Written instruction:
Search the records that follow and extract every line containing the string "ylabel".

Source data:
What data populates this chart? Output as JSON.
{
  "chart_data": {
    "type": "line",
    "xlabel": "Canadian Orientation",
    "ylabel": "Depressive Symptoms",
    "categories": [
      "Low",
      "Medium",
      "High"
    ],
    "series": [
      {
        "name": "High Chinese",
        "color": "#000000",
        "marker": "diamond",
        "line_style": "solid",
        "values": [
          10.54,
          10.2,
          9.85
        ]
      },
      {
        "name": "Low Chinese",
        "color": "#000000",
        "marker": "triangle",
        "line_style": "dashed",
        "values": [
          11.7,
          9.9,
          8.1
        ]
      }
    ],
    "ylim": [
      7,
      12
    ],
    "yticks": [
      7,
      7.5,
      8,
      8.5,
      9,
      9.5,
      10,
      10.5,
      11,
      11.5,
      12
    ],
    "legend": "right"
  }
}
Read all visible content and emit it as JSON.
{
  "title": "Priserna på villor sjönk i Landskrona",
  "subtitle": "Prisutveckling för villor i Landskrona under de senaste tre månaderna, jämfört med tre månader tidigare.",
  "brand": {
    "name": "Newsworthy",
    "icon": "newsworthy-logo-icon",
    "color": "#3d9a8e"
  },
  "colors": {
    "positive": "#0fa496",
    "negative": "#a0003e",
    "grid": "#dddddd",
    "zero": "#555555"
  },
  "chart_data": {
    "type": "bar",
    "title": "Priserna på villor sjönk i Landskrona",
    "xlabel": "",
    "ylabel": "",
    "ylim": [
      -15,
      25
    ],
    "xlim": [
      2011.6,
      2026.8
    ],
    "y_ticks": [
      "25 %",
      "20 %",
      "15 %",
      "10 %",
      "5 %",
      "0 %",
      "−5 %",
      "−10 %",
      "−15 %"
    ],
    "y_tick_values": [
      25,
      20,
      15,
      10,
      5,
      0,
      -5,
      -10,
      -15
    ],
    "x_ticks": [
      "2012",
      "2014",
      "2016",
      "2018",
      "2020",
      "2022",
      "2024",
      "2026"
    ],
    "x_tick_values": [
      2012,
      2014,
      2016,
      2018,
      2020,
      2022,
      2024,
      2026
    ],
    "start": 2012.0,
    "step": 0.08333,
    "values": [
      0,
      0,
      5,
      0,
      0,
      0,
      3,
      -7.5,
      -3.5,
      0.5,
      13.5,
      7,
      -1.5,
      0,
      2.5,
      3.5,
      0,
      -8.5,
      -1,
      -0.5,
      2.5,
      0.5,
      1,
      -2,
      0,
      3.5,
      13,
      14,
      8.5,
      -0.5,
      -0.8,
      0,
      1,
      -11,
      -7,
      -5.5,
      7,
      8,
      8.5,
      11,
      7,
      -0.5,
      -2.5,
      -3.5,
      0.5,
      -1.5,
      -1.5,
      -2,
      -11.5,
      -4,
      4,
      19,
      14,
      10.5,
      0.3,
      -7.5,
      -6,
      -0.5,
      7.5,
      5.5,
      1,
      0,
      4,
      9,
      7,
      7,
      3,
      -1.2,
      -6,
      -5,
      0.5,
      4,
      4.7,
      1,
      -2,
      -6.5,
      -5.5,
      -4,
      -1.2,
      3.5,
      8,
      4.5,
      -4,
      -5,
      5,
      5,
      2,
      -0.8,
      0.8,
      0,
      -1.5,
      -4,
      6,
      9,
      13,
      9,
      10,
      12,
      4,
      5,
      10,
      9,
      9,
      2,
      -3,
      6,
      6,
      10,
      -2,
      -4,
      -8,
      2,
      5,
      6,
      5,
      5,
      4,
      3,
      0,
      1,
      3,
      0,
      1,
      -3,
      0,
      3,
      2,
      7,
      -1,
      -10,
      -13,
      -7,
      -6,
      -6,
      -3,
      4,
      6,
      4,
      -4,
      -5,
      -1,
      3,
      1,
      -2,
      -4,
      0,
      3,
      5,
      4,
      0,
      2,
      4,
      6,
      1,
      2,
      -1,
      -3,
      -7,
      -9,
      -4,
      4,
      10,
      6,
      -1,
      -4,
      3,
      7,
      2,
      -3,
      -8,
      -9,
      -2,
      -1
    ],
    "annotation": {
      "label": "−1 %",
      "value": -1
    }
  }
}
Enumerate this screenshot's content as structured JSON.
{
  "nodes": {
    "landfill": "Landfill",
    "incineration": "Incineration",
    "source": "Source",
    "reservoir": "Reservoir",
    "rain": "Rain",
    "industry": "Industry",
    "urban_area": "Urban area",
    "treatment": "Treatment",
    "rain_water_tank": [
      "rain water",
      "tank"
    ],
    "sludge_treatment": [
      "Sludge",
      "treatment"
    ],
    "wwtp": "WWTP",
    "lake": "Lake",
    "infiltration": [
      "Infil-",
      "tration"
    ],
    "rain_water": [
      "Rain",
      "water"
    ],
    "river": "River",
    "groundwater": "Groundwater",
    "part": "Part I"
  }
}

Output below:
    "ylabel": "Depressive Symptoms",
    "ylabel": "",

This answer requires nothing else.